-- BEGIN Data in this exercise --
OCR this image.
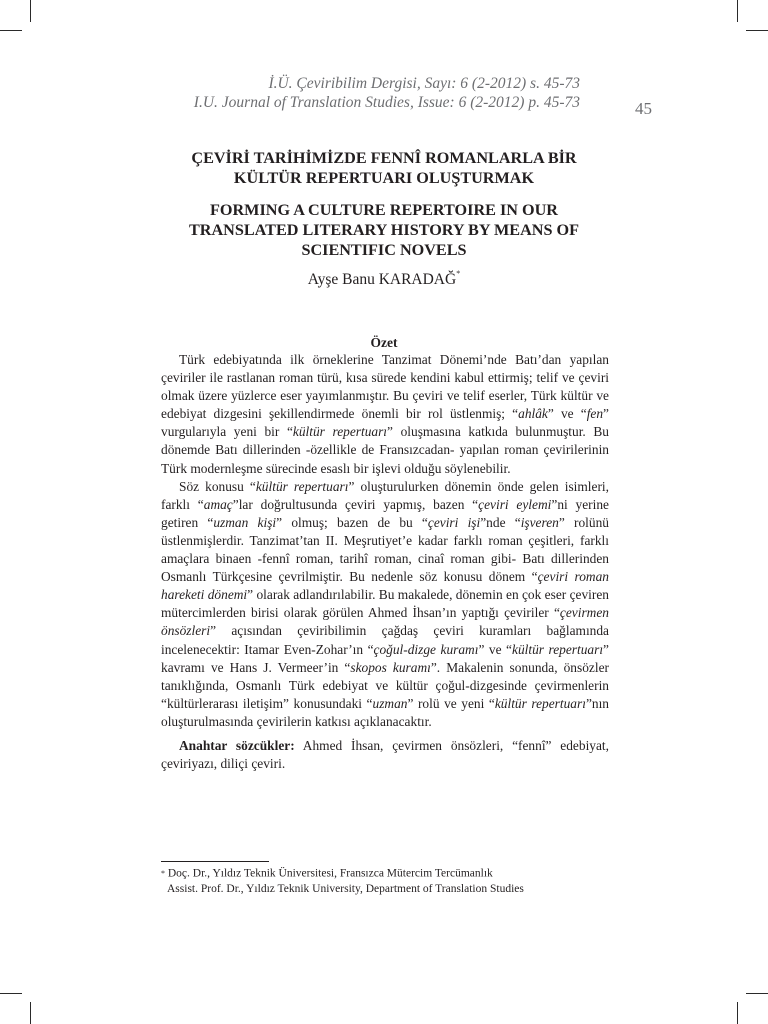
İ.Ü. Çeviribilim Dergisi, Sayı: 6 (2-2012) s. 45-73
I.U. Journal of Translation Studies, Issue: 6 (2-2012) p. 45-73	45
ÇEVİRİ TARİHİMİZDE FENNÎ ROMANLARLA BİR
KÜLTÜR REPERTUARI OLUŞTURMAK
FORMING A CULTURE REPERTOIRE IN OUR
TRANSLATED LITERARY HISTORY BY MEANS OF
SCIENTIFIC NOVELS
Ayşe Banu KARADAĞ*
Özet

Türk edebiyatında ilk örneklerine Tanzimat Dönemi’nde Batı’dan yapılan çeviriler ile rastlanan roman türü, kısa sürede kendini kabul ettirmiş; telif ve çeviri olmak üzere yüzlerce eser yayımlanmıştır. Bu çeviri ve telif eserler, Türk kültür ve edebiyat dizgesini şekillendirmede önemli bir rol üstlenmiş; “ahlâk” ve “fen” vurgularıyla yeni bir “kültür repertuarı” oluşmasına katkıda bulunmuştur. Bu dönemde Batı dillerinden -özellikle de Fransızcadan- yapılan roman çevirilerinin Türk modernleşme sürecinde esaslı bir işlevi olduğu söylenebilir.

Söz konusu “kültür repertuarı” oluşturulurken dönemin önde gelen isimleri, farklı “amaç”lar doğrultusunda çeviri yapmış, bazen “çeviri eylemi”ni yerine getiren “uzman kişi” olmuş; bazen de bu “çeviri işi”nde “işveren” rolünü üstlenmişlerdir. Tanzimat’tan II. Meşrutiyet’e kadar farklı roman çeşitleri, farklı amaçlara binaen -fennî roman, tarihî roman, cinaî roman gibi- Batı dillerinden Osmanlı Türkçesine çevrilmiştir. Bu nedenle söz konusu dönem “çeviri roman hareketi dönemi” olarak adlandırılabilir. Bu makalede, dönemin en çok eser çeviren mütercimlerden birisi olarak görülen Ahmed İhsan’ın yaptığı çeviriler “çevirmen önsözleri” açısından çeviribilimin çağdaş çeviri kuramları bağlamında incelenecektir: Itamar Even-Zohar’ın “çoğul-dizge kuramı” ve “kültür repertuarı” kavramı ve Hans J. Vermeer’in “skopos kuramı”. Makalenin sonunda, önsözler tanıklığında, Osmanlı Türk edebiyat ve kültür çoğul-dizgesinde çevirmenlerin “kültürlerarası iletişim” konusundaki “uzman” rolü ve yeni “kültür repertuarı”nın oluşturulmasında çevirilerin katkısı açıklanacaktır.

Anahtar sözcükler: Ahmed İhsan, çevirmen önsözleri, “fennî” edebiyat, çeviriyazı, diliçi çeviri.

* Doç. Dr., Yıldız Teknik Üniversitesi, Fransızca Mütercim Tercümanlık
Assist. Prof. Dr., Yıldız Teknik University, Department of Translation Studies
-- END Data in this exercise --
-- BEGIN Data in this exercise --
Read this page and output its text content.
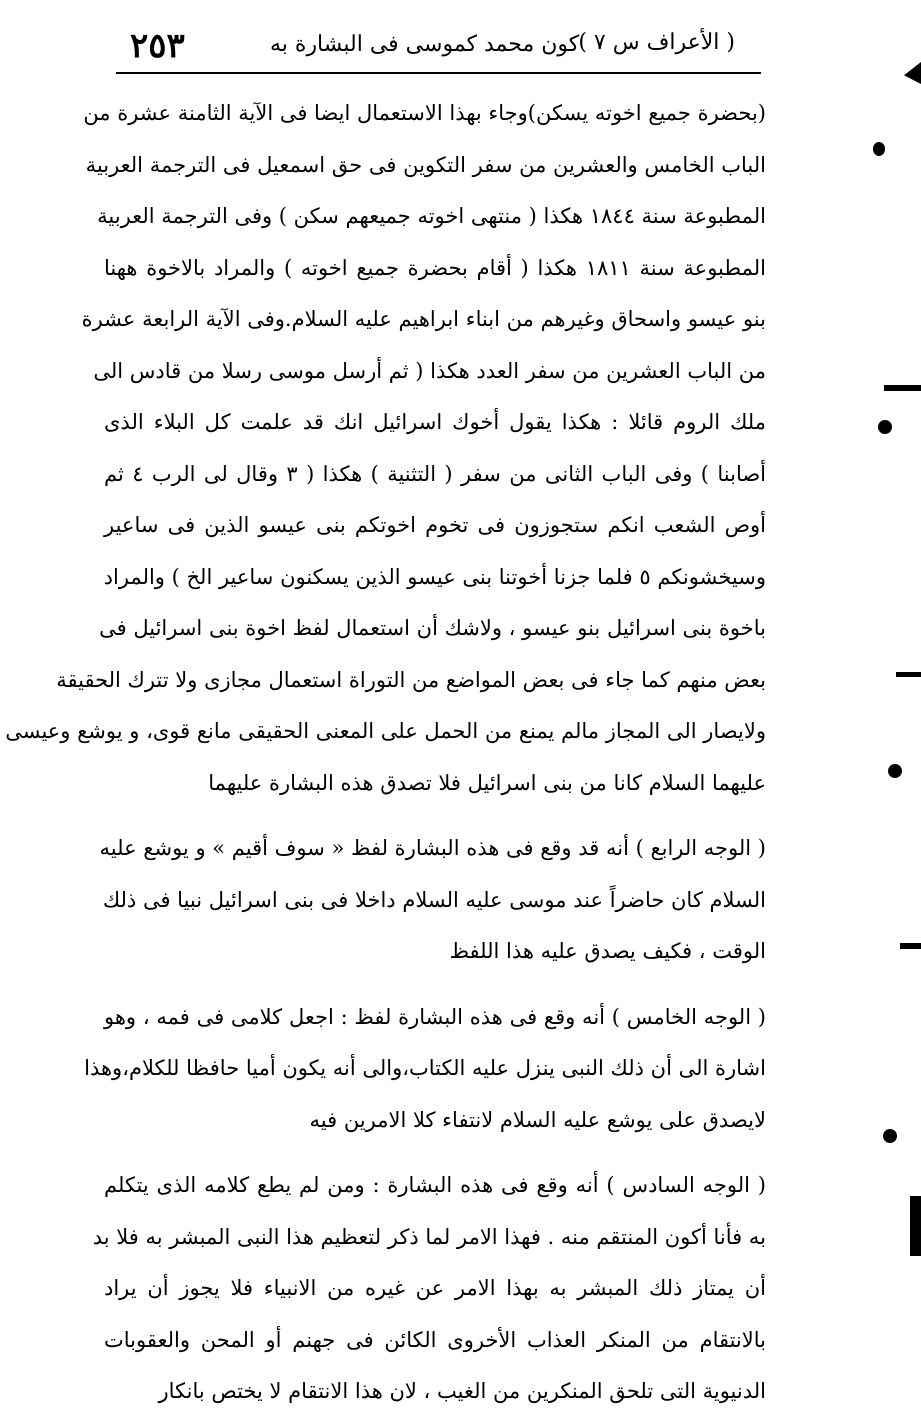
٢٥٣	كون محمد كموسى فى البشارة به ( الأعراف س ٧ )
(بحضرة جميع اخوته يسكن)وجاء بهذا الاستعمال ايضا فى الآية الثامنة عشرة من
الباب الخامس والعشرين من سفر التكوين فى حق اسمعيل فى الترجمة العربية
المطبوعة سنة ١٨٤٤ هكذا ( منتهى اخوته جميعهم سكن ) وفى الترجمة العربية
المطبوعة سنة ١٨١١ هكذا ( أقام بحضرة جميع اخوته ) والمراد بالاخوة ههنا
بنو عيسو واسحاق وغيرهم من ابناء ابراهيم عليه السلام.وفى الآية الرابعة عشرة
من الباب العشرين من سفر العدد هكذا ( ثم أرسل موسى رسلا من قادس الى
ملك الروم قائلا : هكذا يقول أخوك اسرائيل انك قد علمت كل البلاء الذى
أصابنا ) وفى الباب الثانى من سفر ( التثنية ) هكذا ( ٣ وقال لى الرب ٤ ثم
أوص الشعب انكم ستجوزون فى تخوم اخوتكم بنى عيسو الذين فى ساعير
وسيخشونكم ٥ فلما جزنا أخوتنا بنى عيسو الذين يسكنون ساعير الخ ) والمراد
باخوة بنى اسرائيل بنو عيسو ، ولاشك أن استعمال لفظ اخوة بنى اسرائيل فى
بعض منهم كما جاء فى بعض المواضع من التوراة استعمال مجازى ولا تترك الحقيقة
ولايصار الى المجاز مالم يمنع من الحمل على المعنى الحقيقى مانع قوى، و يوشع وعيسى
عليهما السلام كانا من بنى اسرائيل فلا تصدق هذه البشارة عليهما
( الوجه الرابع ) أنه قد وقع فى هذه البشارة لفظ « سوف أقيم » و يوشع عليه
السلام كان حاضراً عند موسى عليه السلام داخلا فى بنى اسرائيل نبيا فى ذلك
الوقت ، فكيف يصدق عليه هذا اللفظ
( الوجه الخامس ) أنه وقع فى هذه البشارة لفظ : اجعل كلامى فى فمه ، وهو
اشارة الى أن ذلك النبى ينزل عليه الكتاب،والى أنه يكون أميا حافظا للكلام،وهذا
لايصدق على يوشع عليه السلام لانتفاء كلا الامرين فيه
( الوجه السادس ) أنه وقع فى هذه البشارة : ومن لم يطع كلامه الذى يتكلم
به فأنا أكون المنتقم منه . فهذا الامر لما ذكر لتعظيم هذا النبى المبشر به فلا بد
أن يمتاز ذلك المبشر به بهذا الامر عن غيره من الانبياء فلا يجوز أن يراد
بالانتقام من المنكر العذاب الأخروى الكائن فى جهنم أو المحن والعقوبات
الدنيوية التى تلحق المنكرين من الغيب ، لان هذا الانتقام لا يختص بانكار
-- END Data in this exercise --
▶ **What is needed**
Pull out every line containing "الخامس".

▶ **Exercise result**
الباب الخامس والعشرين من سفر التكوين فى حق اسمعيل فى الترجمة العربية
( الوجه الخامس ) أنه وقع فى هذه البشارة لفظ : اجعل كلامى فى فمه ، وهو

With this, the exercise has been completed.